• **What needs to be done**
Using the records provided below, locate and copy each line that contains the word "data".

• **Listed entries**
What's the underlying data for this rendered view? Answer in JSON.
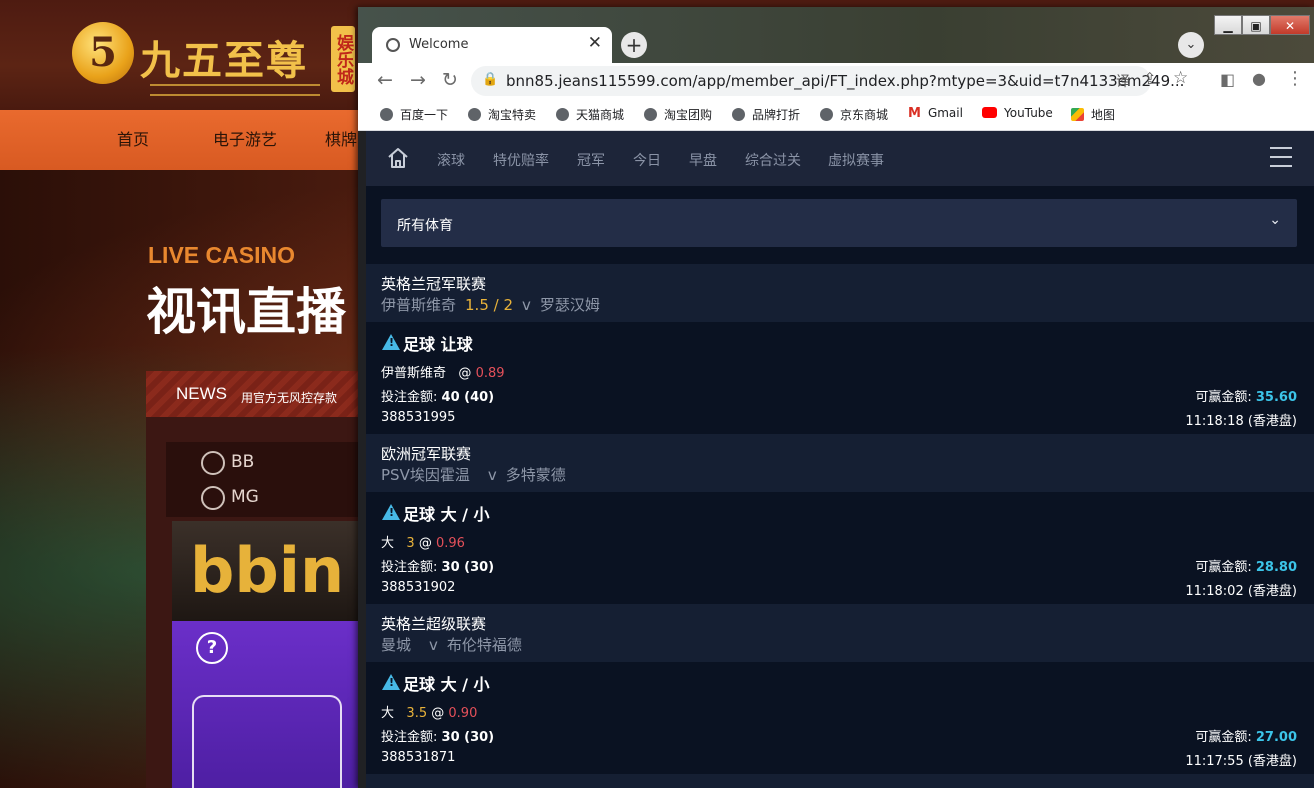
{
  "background_site": {
    "logo_mark": "5",
    "logo_text": "九五至尊",
    "logo_tag": "娱乐城",
    "nav": [
      "首页",
      "电子游艺",
      "棋牌"
    ],
    "live_label": "LIVE CASINO",
    "live_title": "视讯直播",
    "news_label": "NEWS",
    "news_text": "用官方无风控存款",
    "providers": [
      "BB",
      "MG"
    ],
    "bbin_logo": "bbin",
    "help": "?"
  },
  "browser": {
    "tab_title": "Welcome",
    "tab_close": "✕",
    "new_tab": "+",
    "tab_search": "⌄",
    "window_controls": [
      "▁",
      "▣",
      "✕"
    ],
    "url": "bnn85.jeans115599.com/app/member_api/FT_index.php?mtype=3&uid=t7n4133em249...",
    "bookmarks": [
      "百度一下",
      "淘宝特卖",
      "天猫商城",
      "淘宝团购",
      "品牌打折",
      "京东商城",
      "Gmail",
      "YouTube",
      "地图"
    ]
  },
  "app": {
    "nav": [
      "滚球",
      "特优赔率",
      "冠军",
      "今日",
      "早盘",
      "综合过关",
      "虚拟赛事"
    ],
    "sport_select": "所有体育",
    "labels": {
      "stake": "投注金额:",
      "win": "可赢金额:"
    },
    "bets": [
      {
        "league": "英格兰冠军联赛",
        "home": "伊普斯维奇",
        "line": "1.5 / 2",
        "vs": "v",
        "away": "罗瑟汉姆",
        "type": "足球 让球",
        "pick": "伊普斯维奇",
        "pick_line": "",
        "at": "@",
        "odds": "0.89",
        "stake": "40 (40)",
        "win": "35.60",
        "id": "388531995",
        "time": "11:18:18 (香港盘)"
      },
      {
        "league": "欧洲冠军联赛",
        "home": "PSV埃因霍温",
        "line": "",
        "vs": "v",
        "away": "多特蒙德",
        "type": "足球 大 / 小",
        "pick": "大",
        "pick_line": "3",
        "at": "@",
        "odds": "0.96",
        "stake": "30 (30)",
        "win": "28.80",
        "id": "388531902",
        "time": "11:18:02 (香港盘)"
      },
      {
        "league": "英格兰超级联赛",
        "home": "曼城",
        "line": "",
        "vs": "v",
        "away": "布伦特福德",
        "type": "足球 大 / 小",
        "pick": "大",
        "pick_line": "3.5",
        "at": "@",
        "odds": "0.90",
        "stake": "30 (30)",
        "win": "27.00",
        "id": "388531871",
        "time": "11:17:55 (香港盘)"
      }
    ]
  }
}
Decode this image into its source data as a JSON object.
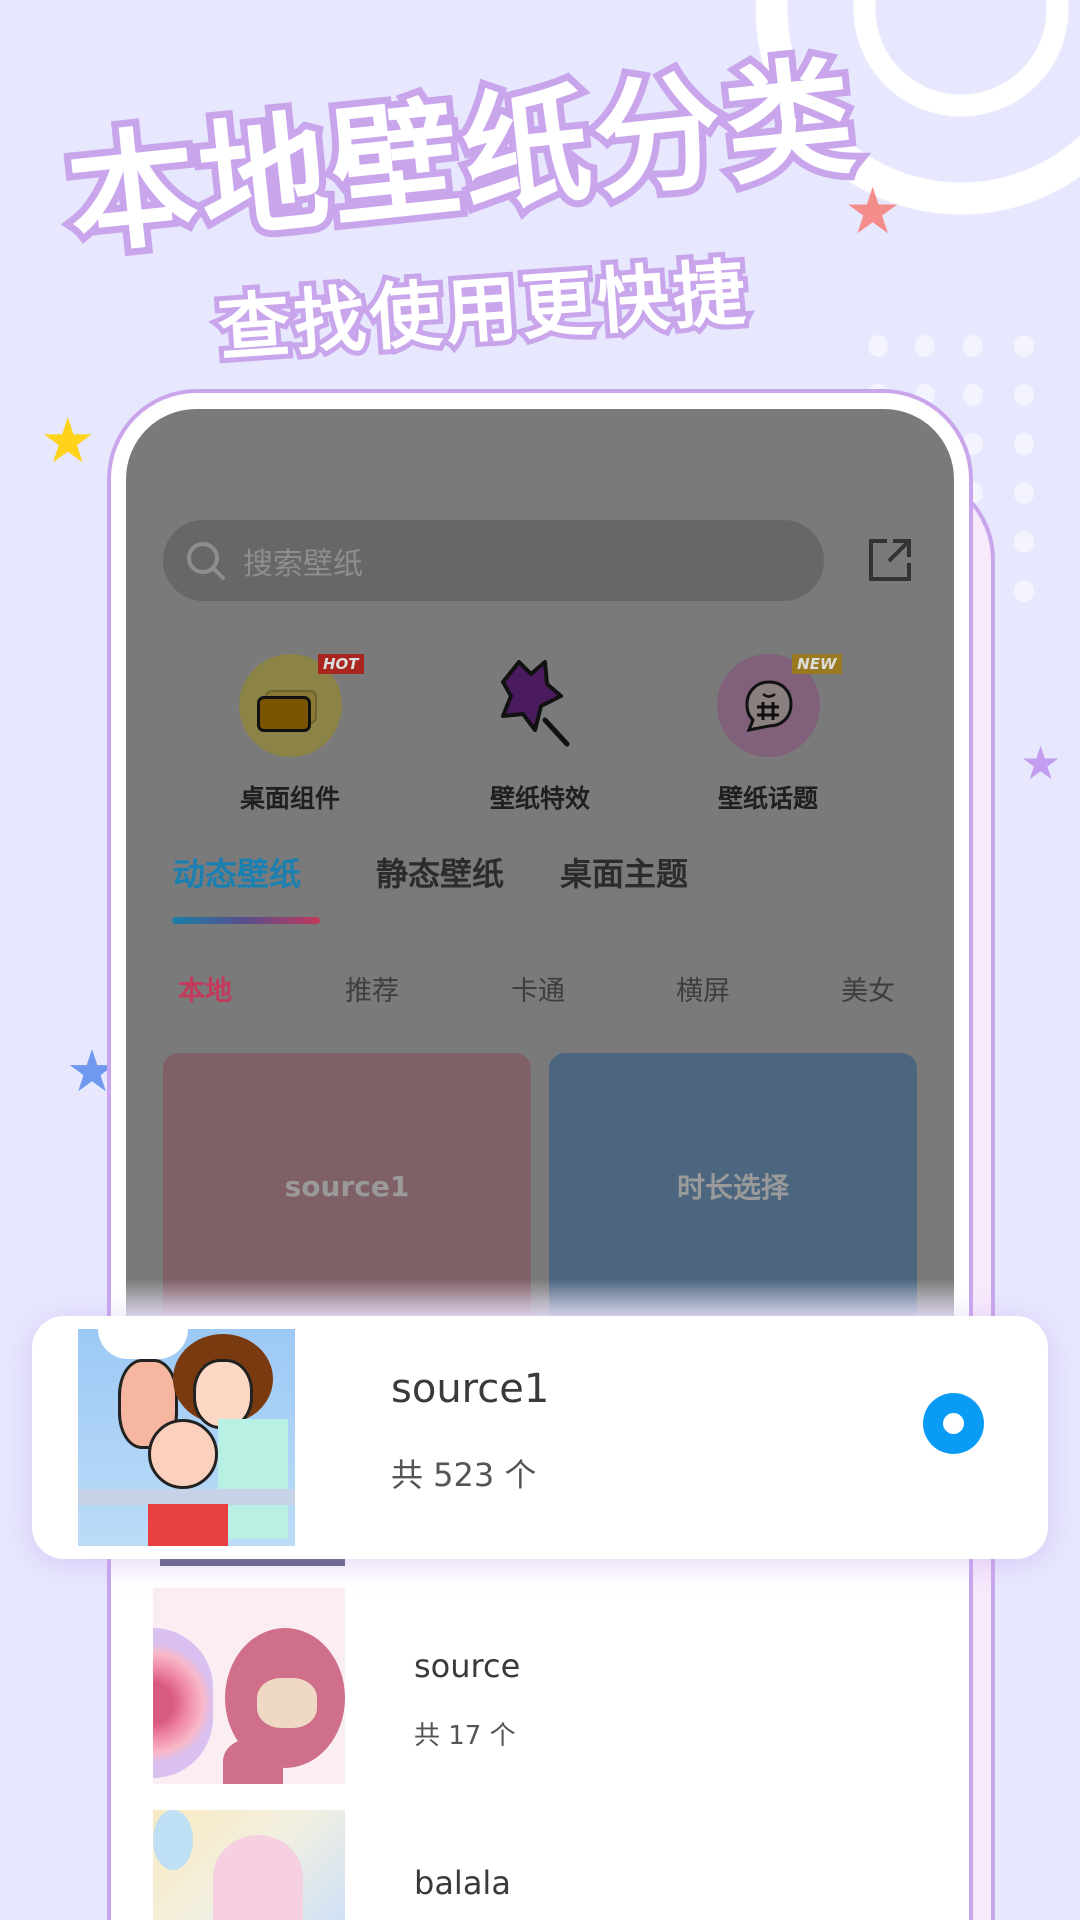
{
  "promo": {
    "headline": "本地壁纸分类",
    "subheadline": "查找使用更快捷"
  },
  "colors": {
    "background": "#e7e8fd",
    "frame": "#c9a6ec",
    "active_tab": "#1a80b2",
    "active_subtab": "#c23a5c",
    "radio": "#0a9cf5"
  },
  "search": {
    "placeholder": "搜索壁纸",
    "icon": "search-icon",
    "share_icon": "external-link-icon"
  },
  "features": [
    {
      "label": "桌面组件",
      "badge": "HOT",
      "icon": "widget-icon"
    },
    {
      "label": "壁纸特效",
      "badge": "",
      "icon": "star-wand-icon"
    },
    {
      "label": "壁纸话题",
      "badge": "NEW",
      "icon": "hashtag-bubble-icon"
    }
  ],
  "tabs": [
    {
      "label": "动态壁纸",
      "active": true
    },
    {
      "label": "静态壁纸",
      "active": false
    },
    {
      "label": "桌面主题",
      "active": false
    }
  ],
  "subtabs": [
    {
      "label": "本地",
      "active": true
    },
    {
      "label": "推荐",
      "active": false
    },
    {
      "label": "卡通",
      "active": false
    },
    {
      "label": "横屏",
      "active": false
    },
    {
      "label": "美女",
      "active": false
    }
  ],
  "cards": [
    {
      "label": "source1",
      "color": "#7f6066"
    },
    {
      "label": "时长选择",
      "color": "#4c6680"
    }
  ],
  "selected_source": {
    "name": "source1",
    "count": "共 523 个",
    "selected": true
  },
  "sources": [
    {
      "name": "source",
      "count": "共 17 个"
    },
    {
      "name": "balala",
      "count": ""
    }
  ]
}
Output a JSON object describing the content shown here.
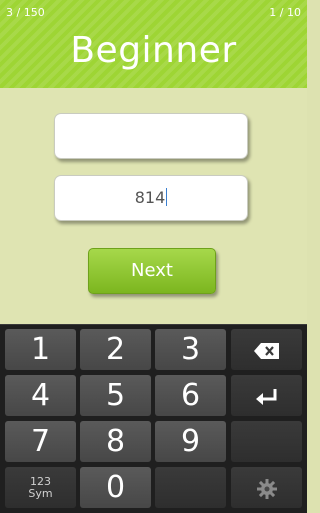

• **Reply to the task**
What's the underlying data for this rendered view? Answer in JSON.
Decode this image into its source data as a JSON object.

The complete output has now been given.